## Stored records

· · · · · · ·

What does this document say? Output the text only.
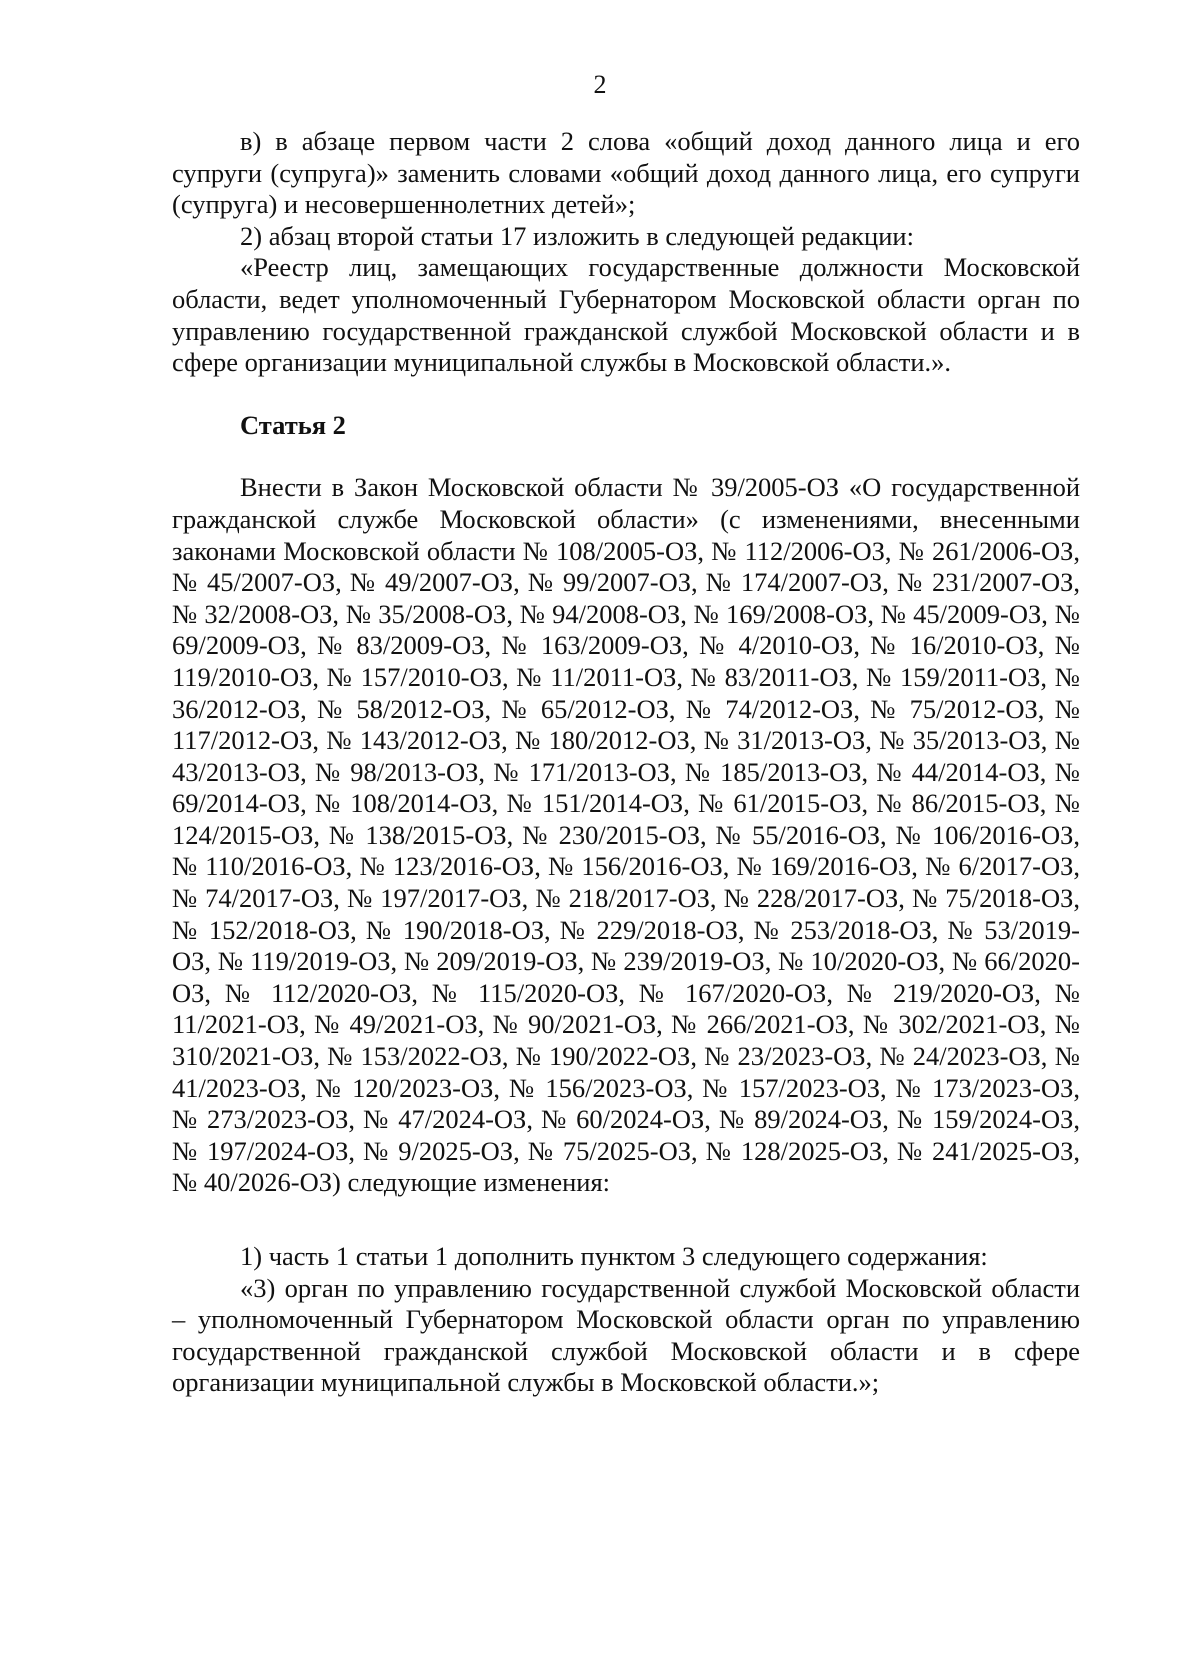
2

в) в абзаце первом части 2 слова «общий доход данного лица и его супруги (супруга)» заменить словами «общий доход данного лица, его супруги (супруга) и несовершеннолетних детей»;

2) абзац второй статьи 17 изложить в следующей редакции:

«Реестр лиц, замещающих государственные должности Московской области, ведет уполномоченный Губернатором Московской области орган по управлению государственной гражданской службой Московской области и в сфере организации муниципальной службы в Московской области.».

Статья 2

Внести в Закон Московской области № 39/2005-ОЗ «О государственной гражданской службе Московской области» (с изменениями, внесенными законами Московской области № 108/2005-ОЗ, № 112/2006-ОЗ, № 261/2006-ОЗ, № 45/2007-ОЗ, № 49/2007-ОЗ, № 99/2007-ОЗ, № 174/2007-ОЗ, № 231/2007-ОЗ, № 32/2008-ОЗ, № 35/2008-ОЗ, № 94/2008-ОЗ, № 169/2008-ОЗ, № 45/2009-ОЗ, № 69/2009-ОЗ, № 83/2009-ОЗ, № 163/2009-ОЗ, № 4/2010-ОЗ, № 16/2010-ОЗ, № 119/2010-ОЗ, № 157/2010-ОЗ, № 11/2011-ОЗ, № 83/2011-ОЗ, № 159/2011-ОЗ, № 36/2012-ОЗ, № 58/2012-ОЗ, № 65/2012-ОЗ, № 74/2012-ОЗ, № 75/2012-ОЗ, № 117/2012-ОЗ, № 143/2012-ОЗ, № 180/2012-ОЗ, № 31/2013-ОЗ, № 35/2013-ОЗ, № 43/2013-ОЗ, № 98/2013-ОЗ, № 171/2013-ОЗ, № 185/2013-ОЗ, № 44/2014-ОЗ, № 69/2014-ОЗ, № 108/2014-ОЗ, № 151/2014-ОЗ, № 61/2015-ОЗ, № 86/2015-ОЗ, № 124/2015-ОЗ, № 138/2015-ОЗ, № 230/2015-ОЗ, № 55/2016-ОЗ, № 106/2016-ОЗ, № 110/2016-ОЗ, № 123/2016-ОЗ, № 156/2016-ОЗ, № 169/2016-ОЗ, № 6/2017-ОЗ, № 74/2017-ОЗ, № 197/2017-ОЗ, № 218/2017-ОЗ, № 228/2017-ОЗ, № 75/2018-ОЗ, № 152/2018-ОЗ, № 190/2018-ОЗ, № 229/2018-ОЗ, № 253/2018-ОЗ, № 53/2019-ОЗ, № 119/2019-ОЗ, № 209/2019-ОЗ, № 239/2019-ОЗ, № 10/2020-ОЗ, № 66/2020-ОЗ, № 112/2020-ОЗ, № 115/2020-ОЗ, № 167/2020-ОЗ, № 219/2020-ОЗ, № 11/2021-ОЗ, № 49/2021-ОЗ, № 90/2021-ОЗ, № 266/2021-ОЗ, № 302/2021-ОЗ, № 310/2021-ОЗ, № 153/2022-ОЗ, № 190/2022-ОЗ, № 23/2023-ОЗ, № 24/2023-ОЗ, № 41/2023-ОЗ, № 120/2023-ОЗ, № 156/2023-ОЗ, № 157/2023-ОЗ, № 173/2023-ОЗ, № 273/2023-ОЗ, № 47/2024-ОЗ, № 60/2024-ОЗ, № 89/2024-ОЗ, № 159/2024-ОЗ, № 197/2024-ОЗ, № 9/2025-ОЗ, № 75/2025-ОЗ, № 128/2025-ОЗ, № 241/2025-ОЗ, № 40/2026-ОЗ) следующие изменения:

1) часть 1 статьи 1 дополнить пунктом 3 следующего содержания:

«3) орган по управлению государственной службой Московской области – уполномоченный Губернатором Московской области орган по управлению государственной гражданской службой Московской области и в сфере организации муниципальной службы в Московской области.»;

· · · · · · ·

## Problem description
Select, from the listing, all lines that include the word "статьи".

## Written reply
2) абзац второй статьи 17 изложить в следующей редакции:
1) часть 1 статьи 1 дополнить пунктом 3 следующего содержания:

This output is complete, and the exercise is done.